[start DATASET EXCERPTS]

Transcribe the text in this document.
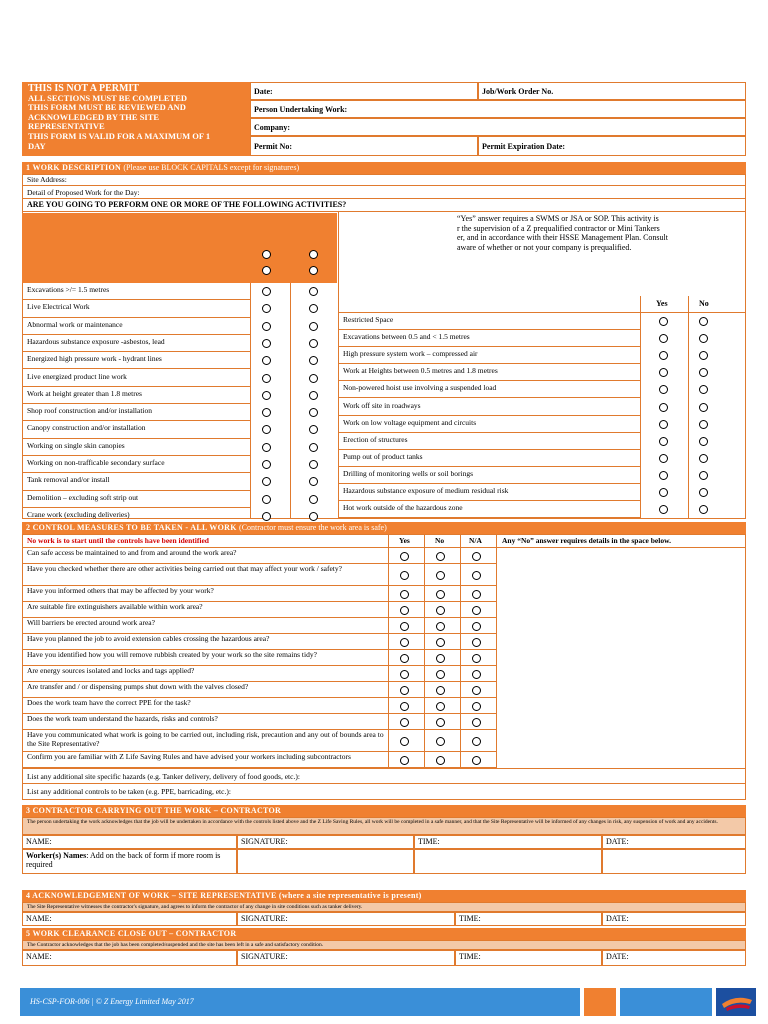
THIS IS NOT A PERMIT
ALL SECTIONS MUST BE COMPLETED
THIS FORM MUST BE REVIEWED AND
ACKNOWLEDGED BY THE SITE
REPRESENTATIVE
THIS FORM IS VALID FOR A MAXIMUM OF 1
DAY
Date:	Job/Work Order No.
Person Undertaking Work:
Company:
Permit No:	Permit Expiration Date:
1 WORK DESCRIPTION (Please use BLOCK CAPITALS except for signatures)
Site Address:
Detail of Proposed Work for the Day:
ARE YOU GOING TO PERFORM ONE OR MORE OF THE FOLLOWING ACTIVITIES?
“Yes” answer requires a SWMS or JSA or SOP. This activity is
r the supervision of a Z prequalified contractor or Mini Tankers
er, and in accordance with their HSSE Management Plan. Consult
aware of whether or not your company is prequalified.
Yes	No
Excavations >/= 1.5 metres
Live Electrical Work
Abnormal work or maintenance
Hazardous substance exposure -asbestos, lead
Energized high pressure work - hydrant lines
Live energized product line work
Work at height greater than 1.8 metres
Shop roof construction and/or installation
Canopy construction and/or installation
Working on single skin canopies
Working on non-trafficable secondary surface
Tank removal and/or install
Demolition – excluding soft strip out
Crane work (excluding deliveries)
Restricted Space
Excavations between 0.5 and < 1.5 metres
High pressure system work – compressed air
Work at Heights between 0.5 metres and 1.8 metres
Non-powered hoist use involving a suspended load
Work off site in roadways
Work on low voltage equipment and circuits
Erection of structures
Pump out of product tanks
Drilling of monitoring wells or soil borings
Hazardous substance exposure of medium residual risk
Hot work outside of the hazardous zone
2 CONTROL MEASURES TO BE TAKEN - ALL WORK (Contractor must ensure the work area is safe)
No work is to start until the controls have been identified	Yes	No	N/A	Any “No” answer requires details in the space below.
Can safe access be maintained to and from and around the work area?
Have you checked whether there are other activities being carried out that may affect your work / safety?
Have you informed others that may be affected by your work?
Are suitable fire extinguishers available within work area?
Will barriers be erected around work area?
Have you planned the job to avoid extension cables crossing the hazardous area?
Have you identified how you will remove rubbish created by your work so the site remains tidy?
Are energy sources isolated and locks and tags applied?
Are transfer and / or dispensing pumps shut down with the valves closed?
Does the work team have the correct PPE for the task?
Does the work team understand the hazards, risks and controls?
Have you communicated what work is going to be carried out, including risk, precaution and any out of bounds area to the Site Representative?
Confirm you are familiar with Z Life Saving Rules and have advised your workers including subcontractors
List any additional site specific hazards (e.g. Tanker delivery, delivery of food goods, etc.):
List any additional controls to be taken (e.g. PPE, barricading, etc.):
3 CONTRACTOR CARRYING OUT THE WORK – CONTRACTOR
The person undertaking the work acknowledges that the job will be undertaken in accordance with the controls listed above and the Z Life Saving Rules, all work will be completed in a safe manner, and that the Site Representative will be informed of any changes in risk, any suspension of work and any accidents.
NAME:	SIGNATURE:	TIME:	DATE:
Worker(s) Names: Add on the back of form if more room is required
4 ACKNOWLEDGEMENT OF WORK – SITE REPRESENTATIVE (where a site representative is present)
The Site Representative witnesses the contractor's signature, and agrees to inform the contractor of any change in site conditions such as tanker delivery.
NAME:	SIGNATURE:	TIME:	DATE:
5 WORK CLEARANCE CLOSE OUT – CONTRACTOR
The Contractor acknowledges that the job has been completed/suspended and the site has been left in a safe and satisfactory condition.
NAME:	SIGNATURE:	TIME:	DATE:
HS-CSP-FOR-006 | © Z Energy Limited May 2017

[end DATASET EXCERPTS]
[start DATASET EXCERPTS]

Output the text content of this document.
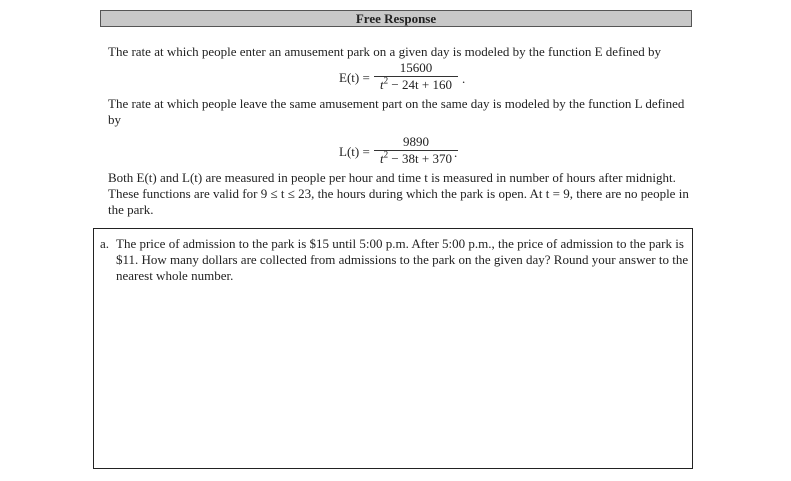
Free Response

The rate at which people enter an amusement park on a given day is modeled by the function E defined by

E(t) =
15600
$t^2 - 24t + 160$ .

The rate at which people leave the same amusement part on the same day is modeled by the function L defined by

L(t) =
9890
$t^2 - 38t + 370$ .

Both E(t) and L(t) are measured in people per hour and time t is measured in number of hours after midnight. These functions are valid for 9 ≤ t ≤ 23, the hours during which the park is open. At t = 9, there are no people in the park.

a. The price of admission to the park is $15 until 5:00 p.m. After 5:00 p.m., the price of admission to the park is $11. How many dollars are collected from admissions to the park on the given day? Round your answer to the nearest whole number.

[end DATASET EXCERPTS]

### WHAT YOU ARE ASKED TO DO
Look through the material above and pick out each line holding the word "from".

### COMPLETED EXERCISE
Can safe access be maintained to and from and around the work area?
a. The price of admission to the park is $15 until 5:00 p.m. After 5:00 p.m., the price of admission to the park is $11. How many dollars are collected from admissions to the park on the given day? Round your answer to the nearest whole number.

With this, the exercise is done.